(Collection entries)
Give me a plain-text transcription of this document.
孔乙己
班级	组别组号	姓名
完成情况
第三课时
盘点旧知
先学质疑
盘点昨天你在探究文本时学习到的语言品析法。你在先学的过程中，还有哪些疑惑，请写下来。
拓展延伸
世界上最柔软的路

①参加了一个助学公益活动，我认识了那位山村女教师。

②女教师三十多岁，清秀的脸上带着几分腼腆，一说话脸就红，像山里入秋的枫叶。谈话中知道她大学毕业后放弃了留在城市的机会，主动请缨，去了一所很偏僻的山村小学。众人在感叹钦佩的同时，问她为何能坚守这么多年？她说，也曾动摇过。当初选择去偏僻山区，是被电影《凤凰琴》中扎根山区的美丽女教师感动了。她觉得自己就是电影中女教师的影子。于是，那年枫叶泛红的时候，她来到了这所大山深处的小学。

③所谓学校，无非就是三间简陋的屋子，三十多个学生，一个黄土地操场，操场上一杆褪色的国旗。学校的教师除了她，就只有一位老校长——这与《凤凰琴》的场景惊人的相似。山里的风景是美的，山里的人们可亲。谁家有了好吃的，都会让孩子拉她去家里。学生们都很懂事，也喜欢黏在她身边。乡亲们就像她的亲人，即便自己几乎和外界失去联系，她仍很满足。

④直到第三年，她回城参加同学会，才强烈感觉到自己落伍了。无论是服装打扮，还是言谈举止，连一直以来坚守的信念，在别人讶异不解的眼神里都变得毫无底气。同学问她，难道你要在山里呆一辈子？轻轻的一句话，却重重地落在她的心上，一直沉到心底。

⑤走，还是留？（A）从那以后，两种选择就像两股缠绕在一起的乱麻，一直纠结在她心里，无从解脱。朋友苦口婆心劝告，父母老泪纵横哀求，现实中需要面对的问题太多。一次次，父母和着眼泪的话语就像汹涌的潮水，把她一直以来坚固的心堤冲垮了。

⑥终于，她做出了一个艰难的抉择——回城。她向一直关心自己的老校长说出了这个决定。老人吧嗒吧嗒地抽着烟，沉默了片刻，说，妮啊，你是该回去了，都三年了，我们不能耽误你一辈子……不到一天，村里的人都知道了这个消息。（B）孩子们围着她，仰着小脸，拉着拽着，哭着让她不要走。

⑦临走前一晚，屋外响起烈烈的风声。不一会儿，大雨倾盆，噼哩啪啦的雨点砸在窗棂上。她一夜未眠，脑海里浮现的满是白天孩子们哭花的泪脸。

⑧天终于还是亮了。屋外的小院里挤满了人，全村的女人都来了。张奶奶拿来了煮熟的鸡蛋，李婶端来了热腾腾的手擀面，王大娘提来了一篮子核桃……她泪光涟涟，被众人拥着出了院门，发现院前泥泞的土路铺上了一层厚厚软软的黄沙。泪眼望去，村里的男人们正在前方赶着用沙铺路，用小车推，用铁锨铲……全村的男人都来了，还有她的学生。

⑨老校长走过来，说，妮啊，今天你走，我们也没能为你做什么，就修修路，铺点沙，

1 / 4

*Problem to solve*. Copy the data above in full, character for character.

*Solution below*.
Give me a plain-text transcription of this document.
孔乙己
班级	组别组号	姓名
完成情况
第三课时
盘点旧知
先学质疑
盘点昨天你在探究文本时学习到的语言品析法。你在先学的过程中，还有哪些疑惑，请写下来。
拓展延伸
世界上最柔软的路

①参加了一个助学公益活动，我认识了那位山村女教师。

②女教师三十多岁，清秀的脸上带着几分腼腆，一说话脸就红，像山里入秋的枫叶。谈话中知道她大学毕业后放弃了留在城市的机会，主动请缨，去了一所很偏僻的山村小学。众人在感叹钦佩的同时，问她为何能坚守这么多年？她说，也曾动摇过。当初选择去偏僻山区，是被电影《凤凰琴》中扎根山区的美丽女教师感动了。她觉得自己就是电影中女教师的影子。于是，那年枫叶泛红的时候，她来到了这所大山深处的小学。

③所谓学校，无非就是三间简陋的屋子，三十多个学生，一个黄土地操场，操场上一杆褪色的国旗。学校的教师除了她，就只有一位老校长——这与《凤凰琴》的场景惊人的相似。山里的风景是美的，山里的人们可亲。谁家有了好吃的，都会让孩子拉她去家里。学生们都很懂事，也喜欢黏在她身边。乡亲们就像她的亲人，即便自己几乎和外界失去联系，她仍很满足。

④直到第三年，她回城参加同学会，才强烈感觉到自己落伍了。无论是服装打扮，还是言谈举止，连一直以来坚守的信念，在别人讶异不解的眼神里都变得毫无底气。同学问她，难道你要在山里呆一辈子？轻轻的一句话，却重重地落在她的心上，一直沉到心底。

⑤走，还是留？（A）从那以后，两种选择就像两股缠绕在一起的乱麻，一直纠结在她心里，无从解脱。朋友苦口婆心劝告，父母老泪纵横哀求，现实中需要面对的问题太多。一次次，父母和着眼泪的话语就像汹涌的潮水，把她一直以来坚固的心堤冲垮了。

⑥终于，她做出了一个艰难的抉择——回城。她向一直关心自己的老校长说出了这个决定。老人吧嗒吧嗒地抽着烟，沉默了片刻，说，妮啊，你是该回去了，都三年了，我们不能耽误你一辈子……不到一天，村里的人都知道了这个消息。（B）孩子们围着她，仰着小脸，拉着拽着，哭着让她不要走。

⑦临走前一晚，屋外响起烈烈的风声。不一会儿，大雨倾盆，噼哩啪啦的雨点砸在窗棂上。她一夜未眠，脑海里浮现的满是白天孩子们哭花的泪脸。

⑧天终于还是亮了。屋外的小院里挤满了人，全村的女人都来了。张奶奶拿来了煮熟的鸡蛋，李婶端来了热腾腾的手擀面，王大娘提来了一篮子核桃……她泪光涟涟，被众人拥着出了院门，发现院前泥泞的土路铺上了一层厚厚软软的黄沙。泪眼望去，村里的男人们正在前方赶着用沙铺路，用小车推，用铁锨铲……全村的男人都来了，还有她的学生。

⑨老校长走过来，说，妮啊，今天你走，我们也没能为你做什么，就修修路，铺点沙，

1 / 4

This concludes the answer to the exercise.